» Requirements
Print the data below line for line, with no changes.
+++ Stored data +++
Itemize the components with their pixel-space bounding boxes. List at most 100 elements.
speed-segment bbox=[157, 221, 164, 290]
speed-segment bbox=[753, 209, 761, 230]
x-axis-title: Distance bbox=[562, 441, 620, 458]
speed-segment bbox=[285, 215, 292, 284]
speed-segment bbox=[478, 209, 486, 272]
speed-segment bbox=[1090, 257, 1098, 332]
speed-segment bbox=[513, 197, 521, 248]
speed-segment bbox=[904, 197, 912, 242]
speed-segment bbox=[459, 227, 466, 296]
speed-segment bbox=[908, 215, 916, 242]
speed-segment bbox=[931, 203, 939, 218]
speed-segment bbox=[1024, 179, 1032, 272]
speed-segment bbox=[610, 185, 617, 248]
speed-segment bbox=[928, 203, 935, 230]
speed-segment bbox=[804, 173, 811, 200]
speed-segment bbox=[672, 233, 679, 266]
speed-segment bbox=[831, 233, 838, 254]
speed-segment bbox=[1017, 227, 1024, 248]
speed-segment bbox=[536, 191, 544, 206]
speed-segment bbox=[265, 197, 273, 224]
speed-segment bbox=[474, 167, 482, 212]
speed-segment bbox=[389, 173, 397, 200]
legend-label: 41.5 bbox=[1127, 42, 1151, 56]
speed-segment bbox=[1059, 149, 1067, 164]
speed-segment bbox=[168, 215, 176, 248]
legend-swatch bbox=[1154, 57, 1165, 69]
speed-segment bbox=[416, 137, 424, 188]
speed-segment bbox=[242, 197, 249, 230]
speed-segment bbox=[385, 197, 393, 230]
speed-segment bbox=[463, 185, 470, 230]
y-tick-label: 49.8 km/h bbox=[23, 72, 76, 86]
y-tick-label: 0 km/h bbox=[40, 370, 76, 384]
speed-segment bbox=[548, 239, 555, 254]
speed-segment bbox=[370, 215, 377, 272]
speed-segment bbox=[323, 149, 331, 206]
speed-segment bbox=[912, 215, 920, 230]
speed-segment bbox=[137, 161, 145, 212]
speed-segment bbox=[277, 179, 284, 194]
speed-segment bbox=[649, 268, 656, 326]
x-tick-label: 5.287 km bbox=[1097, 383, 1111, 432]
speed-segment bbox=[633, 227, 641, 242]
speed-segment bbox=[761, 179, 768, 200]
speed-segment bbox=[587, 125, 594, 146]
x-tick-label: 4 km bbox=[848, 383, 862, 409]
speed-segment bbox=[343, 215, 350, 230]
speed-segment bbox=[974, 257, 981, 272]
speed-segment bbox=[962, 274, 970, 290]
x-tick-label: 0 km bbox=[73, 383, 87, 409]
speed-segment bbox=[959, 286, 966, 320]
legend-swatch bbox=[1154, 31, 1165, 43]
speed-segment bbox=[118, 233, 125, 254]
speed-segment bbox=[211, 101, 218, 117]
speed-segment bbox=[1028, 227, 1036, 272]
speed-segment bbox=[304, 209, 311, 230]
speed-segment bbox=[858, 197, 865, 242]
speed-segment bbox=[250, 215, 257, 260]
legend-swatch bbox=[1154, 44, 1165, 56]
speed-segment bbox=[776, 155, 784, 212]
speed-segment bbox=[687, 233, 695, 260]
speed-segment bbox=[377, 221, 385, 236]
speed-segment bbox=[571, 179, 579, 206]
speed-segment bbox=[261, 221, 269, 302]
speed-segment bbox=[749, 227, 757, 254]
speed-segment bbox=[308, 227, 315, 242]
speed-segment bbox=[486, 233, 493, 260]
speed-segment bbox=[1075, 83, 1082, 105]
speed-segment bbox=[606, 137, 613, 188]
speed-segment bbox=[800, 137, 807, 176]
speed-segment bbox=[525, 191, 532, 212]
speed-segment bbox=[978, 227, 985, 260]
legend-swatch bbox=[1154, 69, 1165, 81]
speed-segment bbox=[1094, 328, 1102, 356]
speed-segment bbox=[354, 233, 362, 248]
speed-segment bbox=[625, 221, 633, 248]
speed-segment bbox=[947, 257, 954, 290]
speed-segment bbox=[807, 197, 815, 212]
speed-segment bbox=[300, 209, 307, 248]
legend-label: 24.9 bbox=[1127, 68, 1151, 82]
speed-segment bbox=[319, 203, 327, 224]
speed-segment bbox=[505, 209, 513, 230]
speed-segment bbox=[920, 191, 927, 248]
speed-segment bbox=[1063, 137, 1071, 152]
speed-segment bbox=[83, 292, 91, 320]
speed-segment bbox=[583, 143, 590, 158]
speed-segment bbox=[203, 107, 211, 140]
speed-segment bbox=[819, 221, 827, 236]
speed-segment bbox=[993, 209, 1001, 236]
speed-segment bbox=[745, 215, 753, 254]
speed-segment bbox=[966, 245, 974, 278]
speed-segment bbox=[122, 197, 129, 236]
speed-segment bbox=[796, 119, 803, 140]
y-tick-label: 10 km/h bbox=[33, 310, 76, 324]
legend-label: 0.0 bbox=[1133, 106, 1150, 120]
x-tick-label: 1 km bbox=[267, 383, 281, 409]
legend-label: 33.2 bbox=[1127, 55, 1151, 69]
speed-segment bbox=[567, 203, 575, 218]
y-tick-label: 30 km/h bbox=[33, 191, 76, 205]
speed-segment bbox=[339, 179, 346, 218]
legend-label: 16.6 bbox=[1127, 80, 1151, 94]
+++
» Reply
Itemize the components with their pixel-space bounding boxes. List at most 100 elements.
speed-segment bbox=[157, 221, 164, 290]
speed-segment bbox=[753, 209, 761, 230]
x-axis-title: Distance bbox=[562, 441, 620, 458]
speed-segment bbox=[285, 215, 292, 284]
speed-segment bbox=[478, 209, 486, 272]
speed-segment bbox=[1090, 257, 1098, 332]
speed-segment bbox=[513, 197, 521, 248]
speed-segment bbox=[904, 197, 912, 242]
speed-segment bbox=[459, 227, 466, 296]
speed-segment bbox=[908, 215, 916, 242]
speed-segment bbox=[931, 203, 939, 218]
speed-segment bbox=[1024, 179, 1032, 272]
speed-segment bbox=[610, 185, 617, 248]
speed-segment bbox=[928, 203, 935, 230]
speed-segment bbox=[804, 173, 811, 200]
speed-segment bbox=[672, 233, 679, 266]
speed-segment bbox=[831, 233, 838, 254]
speed-segment bbox=[1017, 227, 1024, 248]
speed-segment bbox=[536, 191, 544, 206]
speed-segment bbox=[265, 197, 273, 224]
speed-segment bbox=[474, 167, 482, 212]
speed-segment bbox=[389, 173, 397, 200]
legend-label: 41.5 bbox=[1127, 42, 1151, 56]
speed-segment bbox=[1059, 149, 1067, 164]
speed-segment bbox=[168, 215, 176, 248]
legend-swatch bbox=[1154, 57, 1165, 69]
speed-segment bbox=[416, 137, 424, 188]
speed-segment bbox=[242, 197, 249, 230]
speed-segment bbox=[385, 197, 393, 230]
speed-segment bbox=[463, 185, 470, 230]
y-tick-label: 49.8 km/h bbox=[23, 72, 76, 86]
y-tick-label: 0 km/h bbox=[40, 370, 76, 384]
speed-segment bbox=[548, 239, 555, 254]
speed-segment bbox=[370, 215, 377, 272]
speed-segment bbox=[323, 149, 331, 206]
speed-segment bbox=[912, 215, 920, 230]
speed-segment bbox=[137, 161, 145, 212]
speed-segment bbox=[277, 179, 284, 194]
speed-segment bbox=[649, 268, 656, 326]
x-tick-label: 5.287 km bbox=[1097, 383, 1111, 432]
speed-segment bbox=[633, 227, 641, 242]
speed-segment bbox=[761, 179, 768, 200]
speed-segment bbox=[587, 125, 594, 146]
x-tick-label: 4 km bbox=[848, 383, 862, 409]
speed-segment bbox=[343, 215, 350, 230]
speed-segment bbox=[974, 257, 981, 272]
speed-segment bbox=[962, 274, 970, 290]
x-tick-label: 0 km bbox=[73, 383, 87, 409]
speed-segment bbox=[959, 286, 966, 320]
legend-swatch bbox=[1154, 31, 1165, 43]
speed-segment bbox=[118, 233, 125, 254]
speed-segment bbox=[211, 101, 218, 117]
speed-segment bbox=[1028, 227, 1036, 272]
speed-segment bbox=[304, 209, 311, 230]
speed-segment bbox=[858, 197, 865, 242]
speed-segment bbox=[250, 215, 257, 260]
legend-swatch bbox=[1154, 44, 1165, 56]
speed-segment bbox=[776, 155, 784, 212]
speed-segment bbox=[687, 233, 695, 260]
speed-segment bbox=[377, 221, 385, 236]
speed-segment bbox=[571, 179, 579, 206]
speed-segment bbox=[261, 221, 269, 302]
speed-segment bbox=[749, 227, 757, 254]
speed-segment bbox=[308, 227, 315, 242]
speed-segment bbox=[486, 233, 493, 260]
speed-segment bbox=[1075, 83, 1082, 105]
speed-segment bbox=[606, 137, 613, 188]
speed-segment bbox=[800, 137, 807, 176]
speed-segment bbox=[525, 191, 532, 212]
speed-segment bbox=[978, 227, 985, 260]
legend-swatch bbox=[1154, 69, 1165, 81]
speed-segment bbox=[1094, 328, 1102, 356]
speed-segment bbox=[354, 233, 362, 248]
speed-segment bbox=[625, 221, 633, 248]
speed-segment bbox=[947, 257, 954, 290]
speed-segment bbox=[807, 197, 815, 212]
speed-segment bbox=[300, 209, 307, 248]
legend-label: 24.9 bbox=[1127, 68, 1151, 82]
speed-segment bbox=[319, 203, 327, 224]
speed-segment bbox=[505, 209, 513, 230]
speed-segment bbox=[920, 191, 927, 248]
speed-segment bbox=[1063, 137, 1071, 152]
speed-segment bbox=[83, 292, 91, 320]
speed-segment bbox=[583, 143, 590, 158]
speed-segment bbox=[203, 107, 211, 140]
speed-segment bbox=[819, 221, 827, 236]
speed-segment bbox=[993, 209, 1001, 236]
speed-segment bbox=[745, 215, 753, 254]
speed-segment bbox=[966, 245, 974, 278]
speed-segment bbox=[122, 197, 129, 236]
speed-segment bbox=[796, 119, 803, 140]
y-tick-label: 10 km/h bbox=[33, 310, 76, 324]
legend-label: 0.0 bbox=[1133, 106, 1150, 120]
x-tick-label: 1 km bbox=[267, 383, 281, 409]
legend-label: 33.2 bbox=[1127, 55, 1151, 69]
speed-segment bbox=[567, 203, 575, 218]
y-tick-label: 30 km/h bbox=[33, 191, 76, 205]
speed-segment bbox=[339, 179, 346, 218]
legend-label: 16.6 bbox=[1127, 80, 1151, 94]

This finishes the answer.